- DESCRIPTION OF THE TASK
Turn every line of the records below into a Markdown table with the columns "Row" and "Line", numbering the rows and skipping blank lines. Omit the pictures.

[START GIVEN ENTRIES]

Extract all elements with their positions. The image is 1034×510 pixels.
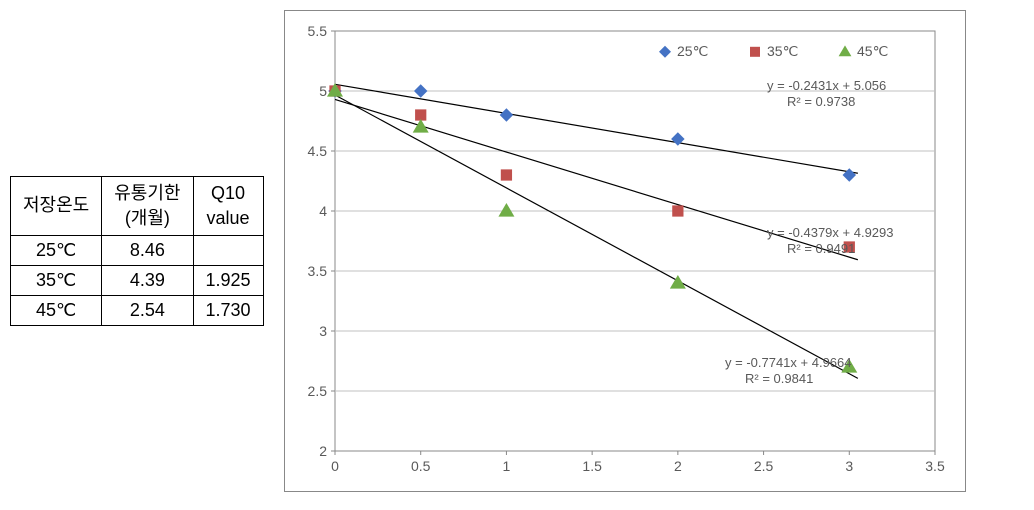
col-line2: value xyxy=(207,208,250,228)
svg-text:35℃: 35℃ xyxy=(767,43,798,59)
svg-text:R² = 0.9738: R² = 0.9738 xyxy=(787,94,855,109)
table-cell xyxy=(193,236,263,266)
svg-text:2.5: 2.5 xyxy=(307,383,327,399)
col-q10: Q10 value xyxy=(193,176,263,235)
svg-text:2.5: 2.5 xyxy=(753,458,773,474)
table-cell: 4.39 xyxy=(102,266,193,296)
col-shelf-life: 유통기한 (개월) xyxy=(102,176,193,235)
svg-text:3.5: 3.5 xyxy=(925,458,945,474)
table-cell: 35℃ xyxy=(11,266,102,296)
svg-text:2: 2 xyxy=(674,458,682,474)
table-row: 35℃4.391.925 xyxy=(11,266,264,296)
svg-text:3: 3 xyxy=(845,458,853,474)
table-cell: 45℃ xyxy=(11,296,102,326)
col-line1: Q10 xyxy=(211,183,245,203)
table-cell: 25℃ xyxy=(11,236,102,266)
q10-table: 저장온도 유통기한 (개월) Q10 value 25℃8.4635℃4.391.9… xyxy=(10,176,264,326)
col-line1: 유통기한 xyxy=(114,183,180,203)
svg-text:2: 2 xyxy=(319,443,327,459)
svg-text:y = -0.4379x + 4.9293: y = -0.4379x + 4.9293 xyxy=(767,225,893,240)
table-cell: 2.54 xyxy=(102,296,193,326)
svg-text:1.5: 1.5 xyxy=(582,458,602,474)
table-cell: 8.46 xyxy=(102,236,193,266)
svg-text:45℃: 45℃ xyxy=(857,43,888,59)
svg-text:4.5: 4.5 xyxy=(307,143,327,159)
table-body: 25℃8.4635℃4.391.92545℃2.541.730 xyxy=(11,236,264,326)
svg-text:R² = 0.9491: R² = 0.9491 xyxy=(787,241,855,256)
table-row: 25℃8.46 xyxy=(11,236,264,266)
col-storage-temp: 저장온도 xyxy=(11,176,102,235)
table-cell: 1.730 xyxy=(193,296,263,326)
svg-text:y = -0.7741x + 4.9664: y = -0.7741x + 4.9664 xyxy=(725,355,851,370)
svg-text:3.5: 3.5 xyxy=(307,263,327,279)
svg-text:3: 3 xyxy=(319,323,327,339)
scatter-chart: 2 2.5 3 3.5 4 4.5 5 5.5 0 0.5 1 1.5 2 2.5 3 3.5 y = -0.2… xyxy=(284,10,966,492)
svg-text:5: 5 xyxy=(319,83,327,99)
svg-text:0.5: 0.5 xyxy=(411,458,431,474)
svg-text:R² = 0.9841: R² = 0.9841 xyxy=(745,371,813,386)
svg-text:25℃: 25℃ xyxy=(677,43,708,59)
svg-text:4: 4 xyxy=(319,203,327,219)
table-row: 45℃2.541.730 xyxy=(11,296,264,326)
col-line2: (개월) xyxy=(125,208,170,228)
table-header-row: 저장온도 유통기한 (개월) Q10 value xyxy=(11,176,264,235)
svg-text:0: 0 xyxy=(331,458,339,474)
svg-text:5.5: 5.5 xyxy=(307,23,327,39)
chart-svg: 2 2.5 3 3.5 4 4.5 5 5.5 0 0.5 1 1.5 2 2.5 3 3.5 y = -0.2… xyxy=(285,11,965,491)
data-table: 저장온도 유통기한 (개월) Q10 value 25℃8.4635℃4.391.9… xyxy=(10,176,264,326)
svg-text:y = -0.2431x + 5.056: y = -0.2431x + 5.056 xyxy=(767,78,886,93)
svg-text:1: 1 xyxy=(502,458,510,474)
table-cell: 1.925 xyxy=(193,266,263,296)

[END GIVEN ENTRIES]

- OUTPUT OF THE TASK
| Row | Line |
|---|---|
| 1 | Extract all elements with their positions. The image is 1034×510 pixels. |
| 2 | col-line2: value xyxy=(207,208,250,228) |
| 3 | svg-text:35℃: 35℃ xyxy=(767,43,798,59) |
| 4 | svg-text:R² = 0.9738: R² = 0.9738 xyxy=(787,94,855,109) |
| 5 | table-cell xyxy=(193,236,263,266) |
| 6 | svg-text:2.5: 2.5 xyxy=(307,383,327,399) |
| 7 | col-q10: Q10 value xyxy=(193,176,263,235) |
| 8 | svg-text:2.5: 2.5 xyxy=(753,458,773,474) |
| 9 | table-cell: 4.39 xyxy=(102,266,193,296) |
| 10 | col-shelf-life: 유통기한 (개월) xyxy=(102,176,193,235) |
| 11 | svg-text:3.5: 3.5 xyxy=(925,458,945,474) |
| 12 | table-cell: 35℃ xyxy=(11,266,102,296) |
| 13 | svg-text:2: 2 xyxy=(674,458,682,474) |
| 14 | table-row: 35℃4.391.925 xyxy=(11,266,264,296) |
| 15 | svg-text:3: 3 xyxy=(845,458,853,474) |
| 16 | table-cell: 45℃ xyxy=(11,296,102,326) |
| 17 | col-line1: Q10 xyxy=(211,183,245,203) |
| 18 | table-cell: 25℃ xyxy=(11,236,102,266) |
| 19 | q10-table: 저장온도 유통기한 (개월) Q10 value 25℃8.4635℃4.391.9… xyxy=(10,176,264,326) |
| 20 | col-line1: 유통기한 xyxy=(114,183,180,203) |
| 21 | svg-text:2: 2 xyxy=(319,443,327,459) |
| 22 | svg-text:y = -0.4379x + 4.9293: y = -0.4379x + 4.9293 xyxy=(767,225,893,240) |
| 23 | table-cell: 2.54 xyxy=(102,296,193,326) |
| 24 | svg-text:1.5: 1.5 xyxy=(582,458,602,474) |
| 25 | table-cell: 8.46 xyxy=(102,236,193,266) |
| 26 | svg-text:45℃: 45℃ xyxy=(857,43,888,59) |
| 27 | svg-text:4.5: 4.5 xyxy=(307,143,327,159) |
| 28 | table-body: 25℃8.4635℃4.391.92545℃2.541.730 xyxy=(11,236,264,326) |
| 29 | svg-text:R² = 0.9491: R² = 0.9491 xyxy=(787,241,855,256) |
| 30 | table-row: 25℃8.46 xyxy=(11,236,264,266) |
| 31 | col-storage-temp: 저장온도 xyxy=(11,176,102,235) |
| 32 | table-cell: 1.730 xyxy=(193,296,263,326) |
| 33 | svg-text:y = -0.7741x + 4.9664: y = -0.7741x + 4.9664 xyxy=(725,355,851,370) |
| 34 | svg-text:3.5: 3.5 xyxy=(307,263,327,279) |
| 35 | svg-text:3: 3 xyxy=(319,323,327,339) |
| 36 | scatter-chart: 2 2.5 3 3.5 4 4.5 5 5.5 0 0.5 1 1.5 2 2.5 3 3.5 y = -0.2… xyxy=(284,10,966,492) |
| 37 | svg-text:5: 5 xyxy=(319,83,327,99) |
| 38 | svg-text:0.5: 0.5 xyxy=(411,458,431,474) |
| 39 | svg-text:R² = 0.9841: R² = 0.9841 xyxy=(745,371,813,386) |
| 40 | svg-text:25℃: 25℃ xyxy=(677,43,708,59) |
| 41 | svg-text:4: 4 xyxy=(319,203,327,219) |
| 42 | table-row: 45℃2.541.730 xyxy=(11,296,264,326) |
| 43 | col-line2: (개월) xyxy=(125,208,170,228) |
| 44 | table-header-row: 저장온도 유통기한 (개월) Q10 value xyxy=(11,176,264,235) |
| 45 | svg-text:0: 0 xyxy=(331,458,339,474) |
| 46 | svg-text:5.5: 5.5 xyxy=(307,23,327,39) |
| 47 | chart-svg: 2 2.5 3 3.5 4 4.5 5 5.5 0 0.5 1 1.5 2 2.5 3 3.5 y = -0.2… xyxy=(285,11,965,491) |
| 48 | data-table: 저장온도 유통기한 (개월) Q10 value 25℃8.4635℃4.391.9… xyxy=(10,176,264,326) |
| 49 | svg-text:y = -0.2431x + 5.056: y = -0.2431x + 5.056 xyxy=(767,78,886,93) |
| 50 | svg-text:1: 1 xyxy=(502,458,510,474) |
| 51 | table-cell: 1.925 xyxy=(193,266,263,296) |